Give only the number of lines in these records that contain the word "condizioni".

-- Start of DATA PROVIDED --

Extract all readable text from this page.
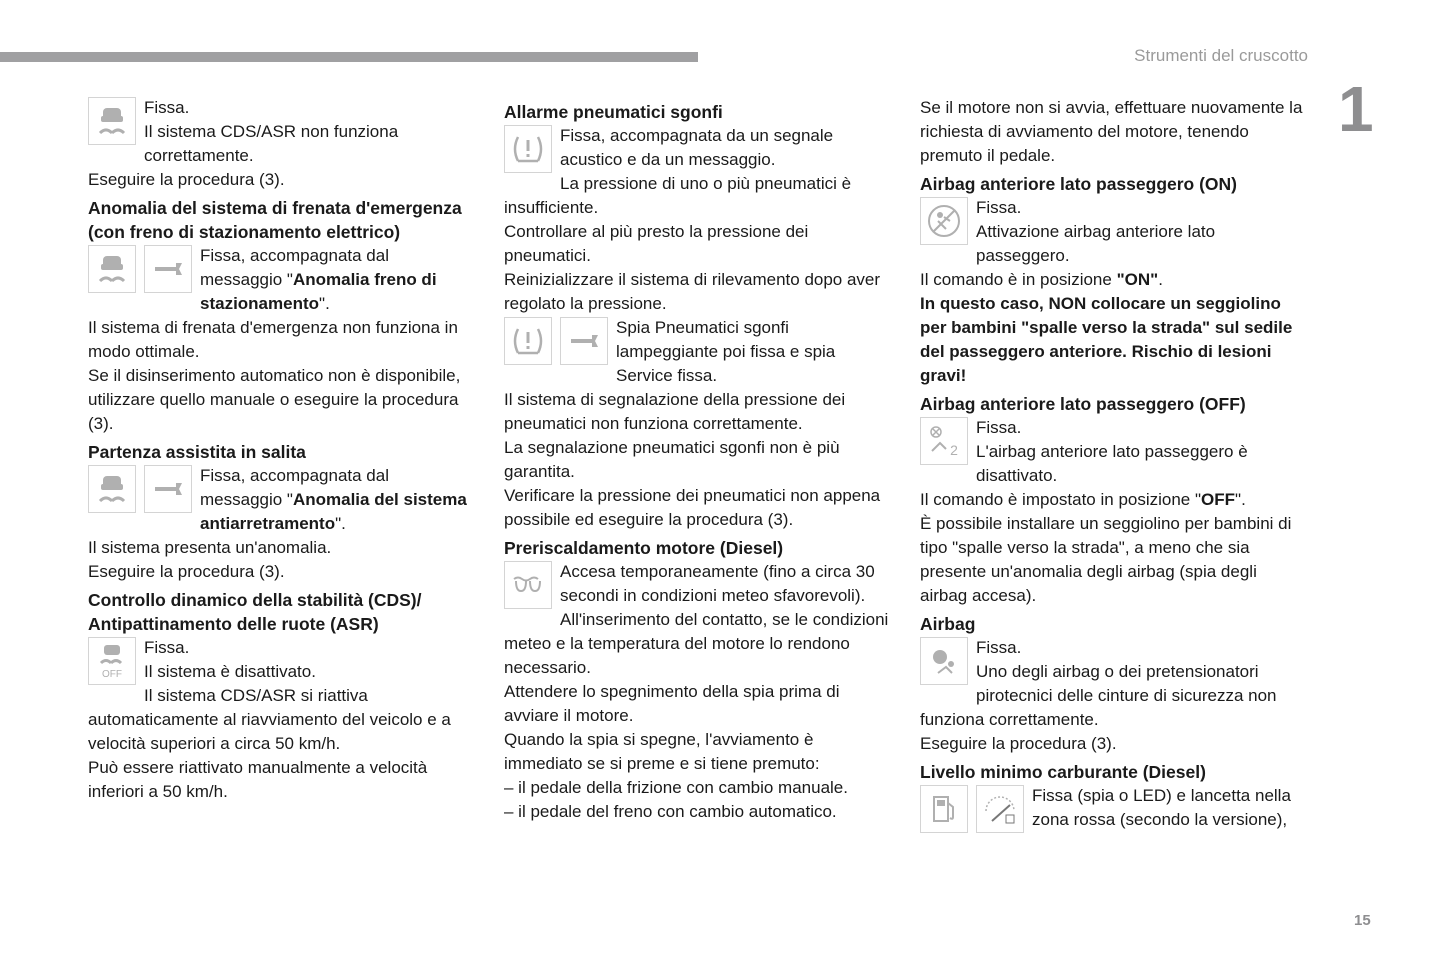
Strumenti del cruscotto
1
15

Fissa.

Il sistema CDS/ASR non funziona correttamente.

Eseguire la procedura (3).

Anomalia del sistema di frenata d'emergenza (con freno di stazionamento elettrico)

Fissa, accompagnata dal messaggio "Anomalia freno di stazionamento".

Il sistema di frenata d'emergenza non funziona in modo ottimale.

Se il disinserimento automatico non è disponibile, utilizzare quello manuale o eseguire la procedura (3).

Partenza assistita in salita

Fissa, accompagnata dal messaggio "Anomalia del sistema antiarretramento".

Il sistema presenta un'anomalia.

Eseguire la procedura (3).

Controllo dinamico della stabilità (CDS)/ Antipattinamento delle ruote (ASR)
OFF

Fissa.

Il sistema è disattivato.

Il sistema CDS/ASR si riattiva automaticamente al riavviamento del veicolo e a velocità superiori a circa 50 km/h.

Può essere riattivato manualmente a velocità inferiori a 50 km/h.

Allarme pneumatici sgonfi

Fissa, accompagnata da un segnale acustico e da un messaggio.

La pressione di uno o più pneumatici è insufficiente.

Controllare al più presto la pressione dei pneumatici.

Reinizializzare il sistema di rilevamento dopo aver regolato la pressione.

Spia Pneumatici sgonfi lampeggiante poi fissa e spia Service fissa.

Il sistema di segnalazione della pressione dei pneumatici non funziona correttamente.

La segnalazione pneumatici sgonfi non è più garantita.

Verificare la pressione dei pneumatici non appena possibile ed eseguire la procedura (3).

Preriscaldamento motore (Diesel)

Accesa temporaneamente (fino a circa 30 secondi in condizioni meteo sfavorevoli).

All'inserimento del contatto, se le condizioni meteo e la temperatura del motore lo rendono necessario.

Attendere lo spegnimento della spia prima di avviare il motore.

Quando la spia si spegne, l'avviamento è immediato se si preme e si tiene premuto:

– il pedale della frizione con cambio manuale.

– il pedale del freno con cambio automatico.

Se il motore non si avvia, effettuare nuovamente la richiesta di avviamento del motore, tenendo premuto il pedale.

Airbag anteriore lato passeggero (ON)

Fissa.

Attivazione airbag anteriore lato passeggero.

Il comando è in posizione "ON".

In questo caso, NON collocare un seggiolino per bambini "spalle verso la strada" sul sedile del passeggero anteriore. Rischio di lesioni gravi!

Airbag anteriore lato passeggero (OFF)
2

Fissa.

L'airbag anteriore lato passeggero è disattivato.

Il comando è impostato in posizione "OFF".

È possibile installare un seggiolino per bambini di tipo "spalle verso la strada", a meno che sia presente un'anomalia degli airbag (spia degli airbag accesa).

Airbag

Fissa.

Uno degli airbag o dei pretensionatori pirotecnici delle cinture di sicurezza non funziona correttamente.

Eseguire la procedura (3).

Livello minimo carburante (Diesel)

Fissa (spia o LED) e lancetta nella zona rossa (secondo la versione),
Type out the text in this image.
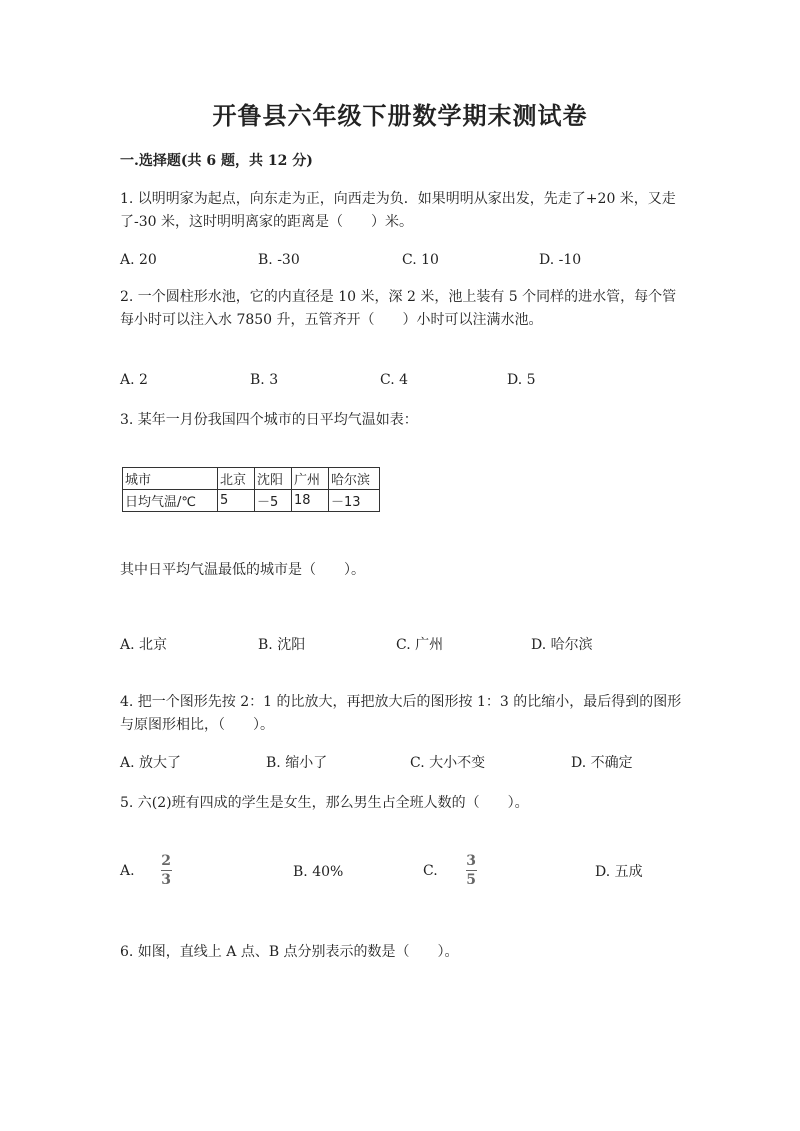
开鲁县六年级下册数学期末测试卷
一.选择题(共 6 题，共 12 分)
1. 以明明家为起点，向东走为正，向西走为负．如果明明从家出发，先走了+20 米，又走了-30 米，这时明明离家的距离是（　　）米。
A. 20	B. -30	C. 10	D. -10
2. 一个圆柱形水池，它的内直径是 10 米，深 2 米，池上装有 5 个同样的进水管，每个管每小时可以注入水 7850 升，五管齐开（　　）小时可以注满水池。
A. 2	B. 3	C. 4	D. 5
3. 某年一月份我国四个城市的日平均气温如表：
城市	北京	沈阳	广州	哈尔滨
日均气温/℃	5	－5	18	－13
其中日平均气温最低的城市是（　　）。
A. 北京	B. 沈阳	C. 广州	D. 哈尔滨
4. 把一个图形先按 2：1 的比放大，再把放大后的图形按 1：3 的比缩小，最后得到的图形与原图形相比，（　　）。
A. 放大了	B. 缩小了	C. 大小不变	D. 不确定
5. 六(2)班有四成的学生是女生，那么男生占全班人数的（　　）。
A.
2
3	B. 40%	C.
3
5	D. 五成
6. 如图，直线上 A 点、B 点分别表示的数是（　　）。
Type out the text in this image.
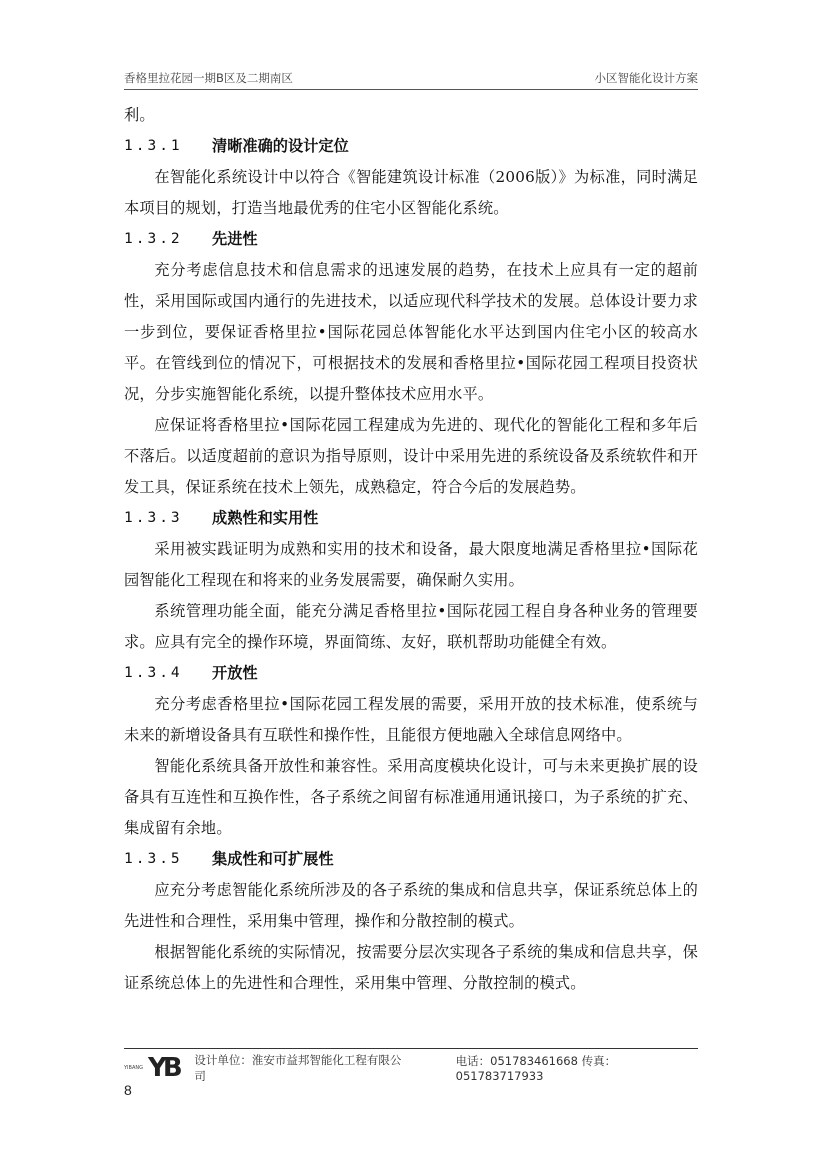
香格里拉花园一期B区及二期南区	小区智能化设计方案

利。

1.3.1	清晰准确的设计定位

在智能化系统设计中以符合《智能建筑设计标准（2006版）》为标准，同时满足本项目的规划，打造当地最优秀的住宅小区智能化系统。

1.3.2	先进性

充分考虑信息技术和信息需求的迅速发展的趋势，在技术上应具有一定的超前性，采用国际或国内通行的先进技术，以适应现代科学技术的发展。总体设计要力求一步到位，要保证香格里拉•国际花园总体智能化水平达到国内住宅小区的较高水平。在管线到位的情况下，可根据技术的发展和香格里拉•国际花园工程项目投资状况，分步实施智能化系统，以提升整体技术应用水平。

应保证将香格里拉•国际花园工程建成为先进的、现代化的智能化工程和多年后不落后。以适度超前的意识为指导原则，设计中采用先进的系统设备及系统软件和开发工具，保证系统在技术上领先，成熟稳定，符合今后的发展趋势。

1.3.3	成熟性和实用性

采用被实践证明为成熟和实用的技术和设备，最大限度地满足香格里拉•国际花园智能化工程现在和将来的业务发展需要，确保耐久实用。

系统管理功能全面，能充分满足香格里拉•国际花园工程自身各种业务的管理要求。应具有完全的操作环境，界面简练、友好，联机帮助功能健全有效。

1.3.4	开放性

充分考虑香格里拉•国际花园工程发展的需要，采用开放的技术标准，使系统与未来的新增设备具有互联性和操作性，且能很方便地融入全球信息网络中。

智能化系统具备开放性和兼容性。采用高度模块化设计，可与未来更换扩展的设备具有互连性和互换作性，各子系统之间留有标准通用通讯接口，为子系统的扩充、集成留有余地。

1.3.5	集成性和可扩展性

应充分考虑智能化系统所涉及的各子系统的集成和信息共享，保证系统总体上的先进性和合理性，采用集中管理，操作和分散控制的模式。

根据智能化系统的实际情况，按需要分层次实现各子系统的集成和信息共享，保证系统总体上的先进性和合理性，采用集中管理、分散控制的模式。

YIBANG YB 设计单位：淮安市益邦智能化工程有限公司
电话：051783461668 传真：051783717933
8
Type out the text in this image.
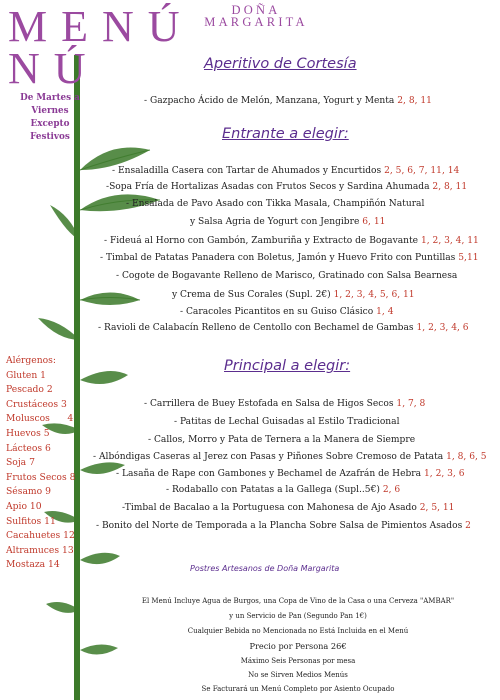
MENÚ
NÚ
DOÑA
MARGARITA
De Martes a
Viernes
Excepto
Festivos
Aperitivo de Cortesía
- Gazpacho Ácido de Melón, Manzana, Yogurt y Menta 2, 8, 11
Entrante a elegir:
- Ensaladilla Casera con Tartar de Ahumados y Encurtidos 2, 5, 6, 7, 11, 14
-Sopa Fría de Hortalizas Asadas con Frutos Secos y Sardina Ahumada 2, 8, 11
- Ensalada de Pavo Asado con Tikka Masala, Champiñón Natural
y Salsa Agria de Yogurt con Jengibre 6, 11
- Fideuá al Horno con Gambón, Zamburiña y Extracto de Bogavante 1, 2, 3, 4, 11
- Timbal de Patatas Panadera con Boletus, Jamón y Huevo Frito con Puntillas 5,11
- Cogote de Bogavante Relleno de Marisco, Gratinado con Salsa Bearnesa
y Crema de Sus Corales (Supl. 2€) 1, 2, 3, 4, 5, 6, 11
- Caracoles Picantitos en su Guiso Clásico 1, 4
- Ravioli de Calabacín Relleno de Centollo con Bechamel de Gambas 1, 2, 3, 4, 6
Principal a elegir:
- Carrillera de Buey Estofada en Salsa de Higos Secos 1, 7, 8
- Patitas de Lechal Guisadas al Estilo Tradicional
- Callos, Morro y Pata de Ternera a la Manera de Siempre
- Albóndigas Caseras al Jerez con Pasas y Piñones Sobre Cremoso de Patata 1, 8, 6, 5
- Lasaña de Rape con Gambones y Bechamel de Azafrán de Hebra 1, 2, 3, 6
- Rodaballo con Patatas a la Gallega (Supl..5€) 2, 6
-Timbal de Bacalao a la Portuguesa con Mahonesa de Ajo Asado 2, 5, 11
- Bonito del Norte de Temporada a la Plancha Sobre Salsa de Pimientos Asados 2
Alérgenos:
Gluten 1
Pescado 2
Crustáceos 3
Moluscos      4
Huevos 5
Lácteos 6
Soja 7
Frutos Secos 8
Sésamo 9
Apio 10
Sulfitos 11
Cacahuetes 12
Altramuces 13
Mostaza 14	Postres Artesanos de Doña Margarita
El Menú Incluye Agua de Burgos, una Copa de Vino de la Casa o una Cerveza "AMBAR"
y un Servicio de Pan (Segundo Pan 1€)
Cualquier Bebida no Mencionada no Está Incluida en el Menú
Precio por Persona 26€
Máximo Seis Personas por mesa
No se Sirven Medios Menús
Se Facturará un Menú Completo por Asiento Ocupado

-- End of DATA PROVIDED --

> _RESULT OF THE EXERCISE_:
2